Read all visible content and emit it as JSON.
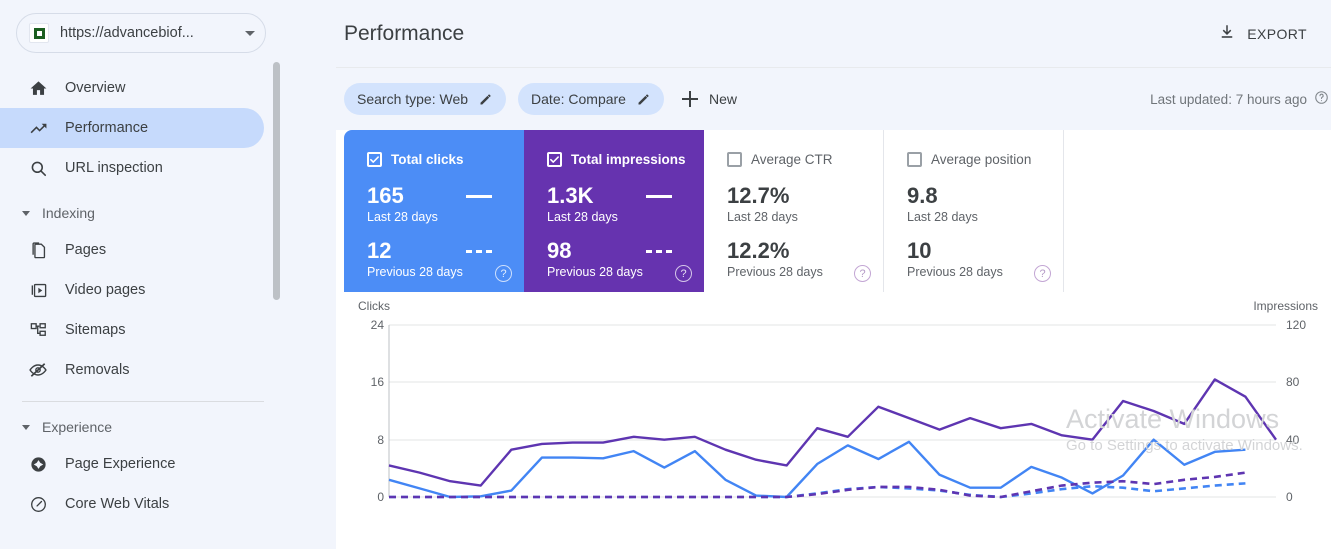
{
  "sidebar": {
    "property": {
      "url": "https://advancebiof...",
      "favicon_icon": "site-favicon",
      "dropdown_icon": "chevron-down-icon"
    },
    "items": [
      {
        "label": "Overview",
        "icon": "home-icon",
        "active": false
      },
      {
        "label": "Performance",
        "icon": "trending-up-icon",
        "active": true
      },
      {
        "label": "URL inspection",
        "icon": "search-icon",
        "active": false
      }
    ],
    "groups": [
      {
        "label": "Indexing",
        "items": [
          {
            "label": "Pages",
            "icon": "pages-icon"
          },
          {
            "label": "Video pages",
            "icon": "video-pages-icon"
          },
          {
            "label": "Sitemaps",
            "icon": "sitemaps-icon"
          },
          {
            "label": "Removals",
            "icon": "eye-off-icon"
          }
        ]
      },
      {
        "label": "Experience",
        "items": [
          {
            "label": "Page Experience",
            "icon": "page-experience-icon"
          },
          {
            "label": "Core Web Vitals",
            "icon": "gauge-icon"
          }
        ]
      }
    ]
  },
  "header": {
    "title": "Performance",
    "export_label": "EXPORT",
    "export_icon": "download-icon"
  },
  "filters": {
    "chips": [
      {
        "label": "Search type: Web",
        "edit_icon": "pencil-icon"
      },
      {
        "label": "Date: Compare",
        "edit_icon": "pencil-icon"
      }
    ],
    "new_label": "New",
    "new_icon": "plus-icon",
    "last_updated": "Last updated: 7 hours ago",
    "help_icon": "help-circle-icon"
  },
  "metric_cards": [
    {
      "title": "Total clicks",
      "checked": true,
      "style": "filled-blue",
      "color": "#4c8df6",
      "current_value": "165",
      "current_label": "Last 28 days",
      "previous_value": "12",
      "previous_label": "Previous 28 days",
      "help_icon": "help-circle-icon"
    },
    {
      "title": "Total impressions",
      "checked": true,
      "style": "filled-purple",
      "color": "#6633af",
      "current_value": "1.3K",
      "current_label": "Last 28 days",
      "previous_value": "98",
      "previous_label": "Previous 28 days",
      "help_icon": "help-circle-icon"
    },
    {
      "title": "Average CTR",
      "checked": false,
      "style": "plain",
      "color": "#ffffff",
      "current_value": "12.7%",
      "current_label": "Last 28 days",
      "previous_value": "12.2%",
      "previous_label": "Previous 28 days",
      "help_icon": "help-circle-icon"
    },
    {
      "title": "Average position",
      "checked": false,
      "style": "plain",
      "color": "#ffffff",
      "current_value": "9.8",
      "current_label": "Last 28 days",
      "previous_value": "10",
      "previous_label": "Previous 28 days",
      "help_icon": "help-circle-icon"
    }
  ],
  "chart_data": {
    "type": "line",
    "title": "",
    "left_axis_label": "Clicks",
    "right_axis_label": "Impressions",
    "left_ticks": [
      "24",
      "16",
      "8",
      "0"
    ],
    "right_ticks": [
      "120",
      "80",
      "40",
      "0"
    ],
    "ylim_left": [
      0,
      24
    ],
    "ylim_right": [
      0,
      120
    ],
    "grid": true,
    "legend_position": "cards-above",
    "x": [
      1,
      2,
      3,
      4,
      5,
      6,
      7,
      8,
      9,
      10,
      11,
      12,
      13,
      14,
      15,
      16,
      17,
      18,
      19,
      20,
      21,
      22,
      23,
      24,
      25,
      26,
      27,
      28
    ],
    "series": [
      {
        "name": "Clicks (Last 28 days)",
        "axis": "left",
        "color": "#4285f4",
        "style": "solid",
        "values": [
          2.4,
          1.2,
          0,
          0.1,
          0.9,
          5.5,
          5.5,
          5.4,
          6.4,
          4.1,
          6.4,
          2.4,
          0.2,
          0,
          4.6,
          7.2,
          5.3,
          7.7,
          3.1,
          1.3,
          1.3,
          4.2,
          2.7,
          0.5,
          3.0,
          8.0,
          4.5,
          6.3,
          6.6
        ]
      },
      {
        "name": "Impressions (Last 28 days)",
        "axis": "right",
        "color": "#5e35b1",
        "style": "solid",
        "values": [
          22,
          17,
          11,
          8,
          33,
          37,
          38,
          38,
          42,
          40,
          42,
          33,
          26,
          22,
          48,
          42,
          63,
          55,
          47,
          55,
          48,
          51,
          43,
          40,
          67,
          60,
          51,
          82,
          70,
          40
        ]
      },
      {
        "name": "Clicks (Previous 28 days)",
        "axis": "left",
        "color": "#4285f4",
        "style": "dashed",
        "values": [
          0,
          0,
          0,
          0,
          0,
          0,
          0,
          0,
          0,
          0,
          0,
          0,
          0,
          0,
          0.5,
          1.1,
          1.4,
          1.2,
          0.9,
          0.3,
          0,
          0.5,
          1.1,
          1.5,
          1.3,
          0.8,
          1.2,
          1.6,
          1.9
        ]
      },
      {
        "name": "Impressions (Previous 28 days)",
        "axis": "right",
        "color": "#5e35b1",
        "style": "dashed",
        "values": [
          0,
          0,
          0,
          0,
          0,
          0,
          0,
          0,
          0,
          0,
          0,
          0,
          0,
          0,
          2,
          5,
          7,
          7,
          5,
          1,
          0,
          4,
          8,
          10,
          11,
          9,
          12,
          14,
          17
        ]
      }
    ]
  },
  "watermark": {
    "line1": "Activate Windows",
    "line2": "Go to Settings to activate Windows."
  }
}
*-*-*
SHORT EXERCISE: Drop the images and repeat the data exactly.

RESULT OF THIS TASK:
Read all visible content and emit it as JSON.
{
  "sidebar": {
    "property": {
      "url": "https://advancebiof...",
      "favicon_icon": "site-favicon",
      "dropdown_icon": "chevron-down-icon"
    },
    "items": [
      {
        "label": "Overview",
        "icon": "home-icon",
        "active": false
      },
      {
        "label": "Performance",
        "icon": "trending-up-icon",
        "active": true
      },
      {
        "label": "URL inspection",
        "icon": "search-icon",
        "active": false
      }
    ],
    "groups": [
      {
        "label": "Indexing",
        "items": [
          {
            "label": "Pages",
            "icon": "pages-icon"
          },
          {
            "label": "Video pages",
            "icon": "video-pages-icon"
          },
          {
            "label": "Sitemaps",
            "icon": "sitemaps-icon"
          },
          {
            "label": "Removals",
            "icon": "eye-off-icon"
          }
        ]
      },
      {
        "label": "Experience",
        "items": [
          {
            "label": "Page Experience",
            "icon": "page-experience-icon"
          },
          {
            "label": "Core Web Vitals",
            "icon": "gauge-icon"
          }
        ]
      }
    ]
  },
  "header": {
    "title": "Performance",
    "export_label": "EXPORT",
    "export_icon": "download-icon"
  },
  "filters": {
    "chips": [
      {
        "label": "Search type: Web",
        "edit_icon": "pencil-icon"
      },
      {
        "label": "Date: Compare",
        "edit_icon": "pencil-icon"
      }
    ],
    "new_label": "New",
    "new_icon": "plus-icon",
    "last_updated": "Last updated: 7 hours ago",
    "help_icon": "help-circle-icon"
  },
  "metric_cards": [
    {
      "title": "Total clicks",
      "checked": true,
      "style": "filled-blue",
      "color": "#4c8df6",
      "current_value": "165",
      "current_label": "Last 28 days",
      "previous_value": "12",
      "previous_label": "Previous 28 days",
      "help_icon": "help-circle-icon"
    },
    {
      "title": "Total impressions",
      "checked": true,
      "style": "filled-purple",
      "color": "#6633af",
      "current_value": "1.3K",
      "current_label": "Last 28 days",
      "previous_value": "98",
      "previous_label": "Previous 28 days",
      "help_icon": "help-circle-icon"
    },
    {
      "title": "Average CTR",
      "checked": false,
      "style": "plain",
      "color": "#ffffff",
      "current_value": "12.7%",
      "current_label": "Last 28 days",
      "previous_value": "12.2%",
      "previous_label": "Previous 28 days",
      "help_icon": "help-circle-icon"
    },
    {
      "title": "Average position",
      "checked": false,
      "style": "plain",
      "color": "#ffffff",
      "current_value": "9.8",
      "current_label": "Last 28 days",
      "previous_value": "10",
      "previous_label": "Previous 28 days",
      "help_icon": "help-circle-icon"
    }
  ],
  "chart_data": {
    "type": "line",
    "title": "",
    "left_axis_label": "Clicks",
    "right_axis_label": "Impressions",
    "left_ticks": [
      "24",
      "16",
      "8",
      "0"
    ],
    "right_ticks": [
      "120",
      "80",
      "40",
      "0"
    ],
    "ylim_left": [
      0,
      24
    ],
    "ylim_right": [
      0,
      120
    ],
    "grid": true,
    "legend_position": "cards-above",
    "x": [
      1,
      2,
      3,
      4,
      5,
      6,
      7,
      8,
      9,
      10,
      11,
      12,
      13,
      14,
      15,
      16,
      17,
      18,
      19,
      20,
      21,
      22,
      23,
      24,
      25,
      26,
      27,
      28
    ],
    "series": [
      {
        "name": "Clicks (Last 28 days)",
        "axis": "left",
        "color": "#4285f4",
        "style": "solid",
        "values": [
          2.4,
          1.2,
          0,
          0.1,
          0.9,
          5.5,
          5.5,
          5.4,
          6.4,
          4.1,
          6.4,
          2.4,
          0.2,
          0,
          4.6,
          7.2,
          5.3,
          7.7,
          3.1,
          1.3,
          1.3,
          4.2,
          2.7,
          0.5,
          3.0,
          8.0,
          4.5,
          6.3,
          6.6
        ]
      },
      {
        "name": "Impressions (Last 28 days)",
        "axis": "right",
        "color": "#5e35b1",
        "style": "solid",
        "values": [
          22,
          17,
          11,
          8,
          33,
          37,
          38,
          38,
          42,
          40,
          42,
          33,
          26,
          22,
          48,
          42,
          63,
          55,
          47,
          55,
          48,
          51,
          43,
          40,
          67,
          60,
          51,
          82,
          70,
          40
        ]
      },
      {
        "name": "Clicks (Previous 28 days)",
        "axis": "left",
        "color": "#4285f4",
        "style": "dashed",
        "values": [
          0,
          0,
          0,
          0,
          0,
          0,
          0,
          0,
          0,
          0,
          0,
          0,
          0,
          0,
          0.5,
          1.1,
          1.4,
          1.2,
          0.9,
          0.3,
          0,
          0.5,
          1.1,
          1.5,
          1.3,
          0.8,
          1.2,
          1.6,
          1.9
        ]
      },
      {
        "name": "Impressions (Previous 28 days)",
        "axis": "right",
        "color": "#5e35b1",
        "style": "dashed",
        "values": [
          0,
          0,
          0,
          0,
          0,
          0,
          0,
          0,
          0,
          0,
          0,
          0,
          0,
          0,
          2,
          5,
          7,
          7,
          5,
          1,
          0,
          4,
          8,
          10,
          11,
          9,
          12,
          14,
          17
        ]
      }
    ]
  },
  "watermark": {
    "line1": "Activate Windows",
    "line2": "Go to Settings to activate Windows."
  }
}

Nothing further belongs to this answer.